> [Exercise aim]
Retype all material exactly. Pictures stay out of the copy.

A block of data
☆ ☆ ☆ ☆
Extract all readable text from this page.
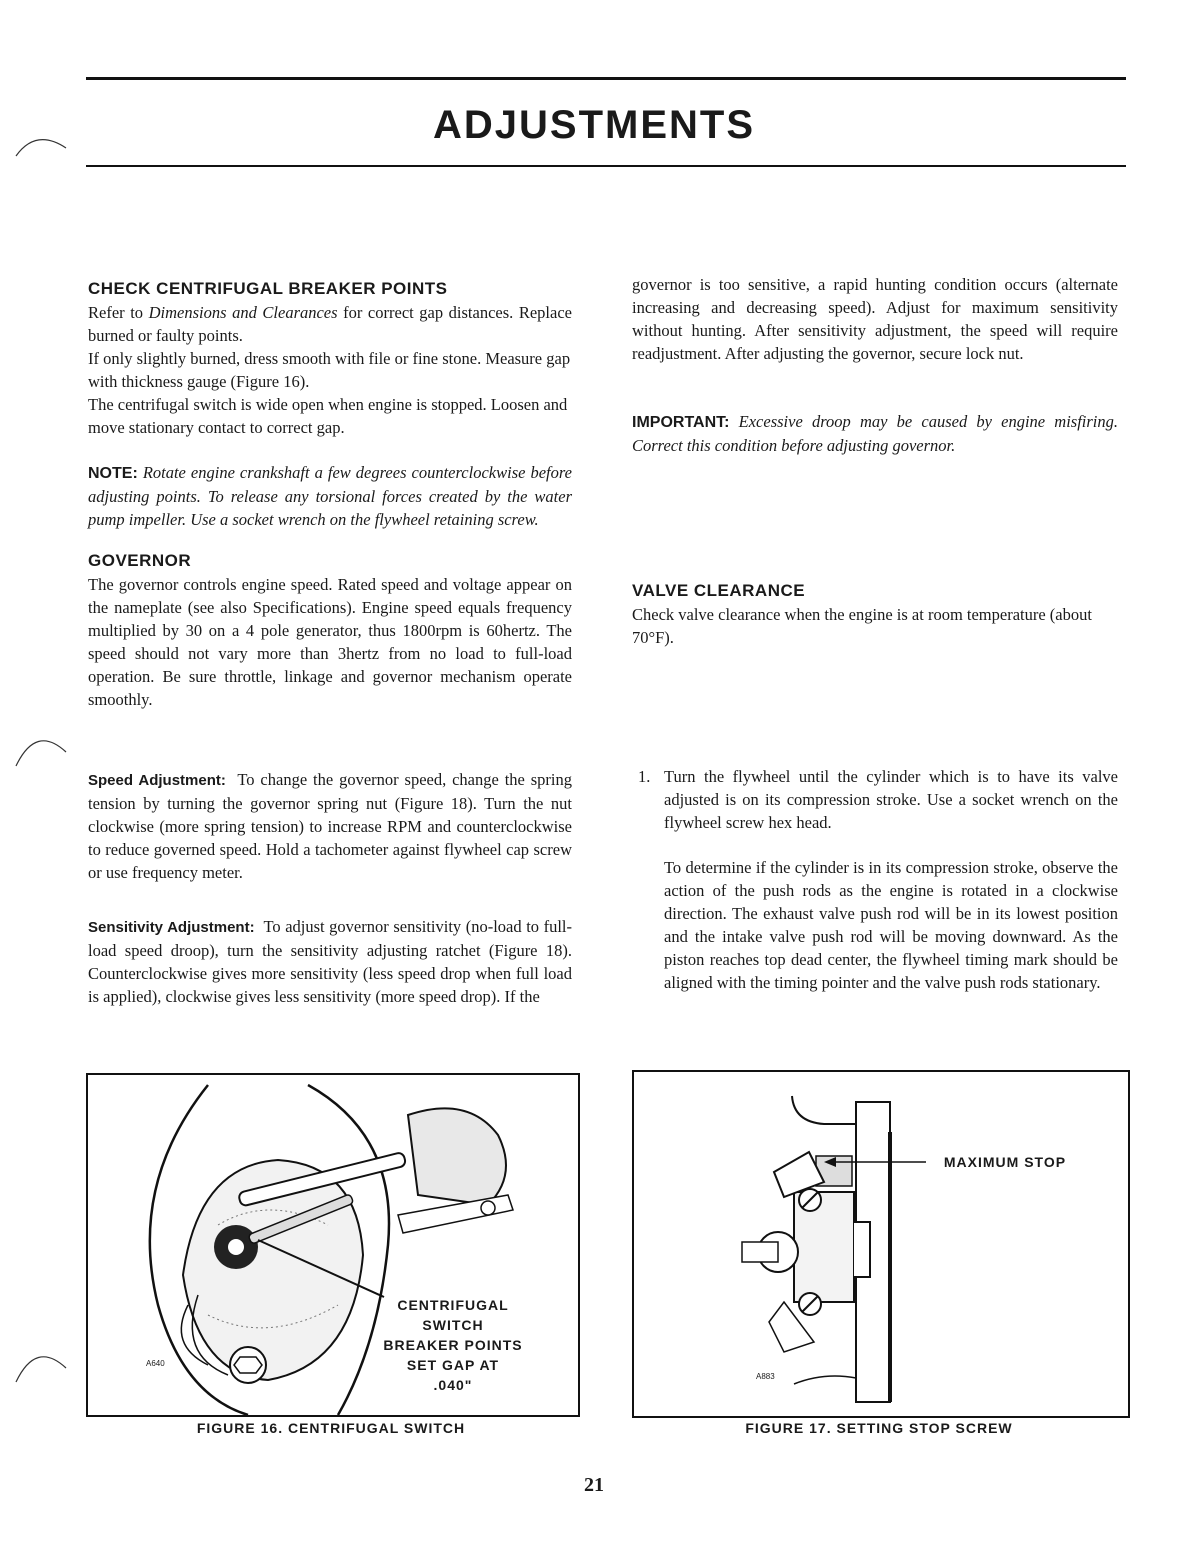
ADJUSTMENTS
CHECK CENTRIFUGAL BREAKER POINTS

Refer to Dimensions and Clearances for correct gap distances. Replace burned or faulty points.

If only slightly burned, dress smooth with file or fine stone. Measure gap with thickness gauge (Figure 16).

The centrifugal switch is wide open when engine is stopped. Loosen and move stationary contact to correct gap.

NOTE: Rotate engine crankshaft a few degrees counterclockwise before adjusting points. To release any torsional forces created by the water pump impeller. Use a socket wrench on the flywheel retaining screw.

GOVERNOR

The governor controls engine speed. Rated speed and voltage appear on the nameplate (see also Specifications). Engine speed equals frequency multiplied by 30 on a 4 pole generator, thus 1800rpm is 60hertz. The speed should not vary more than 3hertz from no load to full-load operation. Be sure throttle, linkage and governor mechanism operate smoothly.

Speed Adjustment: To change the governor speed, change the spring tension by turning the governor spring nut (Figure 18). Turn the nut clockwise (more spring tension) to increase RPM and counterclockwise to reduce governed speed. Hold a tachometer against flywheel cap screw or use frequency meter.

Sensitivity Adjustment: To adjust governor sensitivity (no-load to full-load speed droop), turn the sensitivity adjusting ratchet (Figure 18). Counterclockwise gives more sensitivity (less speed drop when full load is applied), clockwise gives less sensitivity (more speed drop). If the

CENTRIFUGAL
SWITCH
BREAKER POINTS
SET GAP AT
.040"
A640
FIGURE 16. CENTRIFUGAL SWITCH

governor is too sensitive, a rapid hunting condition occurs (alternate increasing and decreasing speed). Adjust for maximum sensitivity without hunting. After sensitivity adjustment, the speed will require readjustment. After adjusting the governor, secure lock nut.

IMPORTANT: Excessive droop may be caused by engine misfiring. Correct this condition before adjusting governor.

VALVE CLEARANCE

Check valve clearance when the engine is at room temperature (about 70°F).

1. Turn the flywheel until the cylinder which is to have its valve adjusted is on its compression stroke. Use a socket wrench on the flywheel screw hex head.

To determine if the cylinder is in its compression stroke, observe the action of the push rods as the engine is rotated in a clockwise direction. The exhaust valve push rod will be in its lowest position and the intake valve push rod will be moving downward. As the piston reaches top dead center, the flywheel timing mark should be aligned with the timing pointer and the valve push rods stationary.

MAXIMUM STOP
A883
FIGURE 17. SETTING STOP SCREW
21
☆ ☆ ☆ ☆
> [Solution below]
Extract all readable text from this page.
ADJUSTMENTS
CHECK CENTRIFUGAL BREAKER POINTS

Refer to Dimensions and Clearances for correct gap distances. Replace burned or faulty points.

If only slightly burned, dress smooth with file or fine stone. Measure gap with thickness gauge (Figure 16).

The centrifugal switch is wide open when engine is stopped. Loosen and move stationary contact to correct gap.

NOTE: Rotate engine crankshaft a few degrees counterclockwise before adjusting points. To release any torsional forces created by the water pump impeller. Use a socket wrench on the flywheel retaining screw.

GOVERNOR

The governor controls engine speed. Rated speed and voltage appear on the nameplate (see also Specifications). Engine speed equals frequency multiplied by 30 on a 4 pole generator, thus 1800rpm is 60hertz. The speed should not vary more than 3hertz from no load to full-load operation. Be sure throttle, linkage and governor mechanism operate smoothly.

Speed Adjustment: To change the governor speed, change the spring tension by turning the governor spring nut (Figure 18). Turn the nut clockwise (more spring tension) to increase RPM and counterclockwise to reduce governed speed. Hold a tachometer against flywheel cap screw or use frequency meter.

Sensitivity Adjustment: To adjust governor sensitivity (no-load to full-load speed droop), turn the sensitivity adjusting ratchet (Figure 18). Counterclockwise gives more sensitivity (less speed drop when full load is applied), clockwise gives less sensitivity (more speed drop). If the

CENTRIFUGAL
SWITCH
BREAKER POINTS
SET GAP AT
.040"
A640
FIGURE 16. CENTRIFUGAL SWITCH

governor is too sensitive, a rapid hunting condition occurs (alternate increasing and decreasing speed). Adjust for maximum sensitivity without hunting. After sensitivity adjustment, the speed will require readjustment. After adjusting the governor, secure lock nut.

IMPORTANT: Excessive droop may be caused by engine misfiring. Correct this condition before adjusting governor.

VALVE CLEARANCE

Check valve clearance when the engine is at room temperature (about 70°F).

1. Turn the flywheel until the cylinder which is to have its valve adjusted is on its compression stroke. Use a socket wrench on the flywheel screw hex head.

To determine if the cylinder is in its compression stroke, observe the action of the push rods as the engine is rotated in a clockwise direction. The exhaust valve push rod will be in its lowest position and the intake valve push rod will be moving downward. As the piston reaches top dead center, the flywheel timing mark should be aligned with the timing pointer and the valve push rods stationary.

MAXIMUM STOP
A883
FIGURE 17. SETTING STOP SCREW
21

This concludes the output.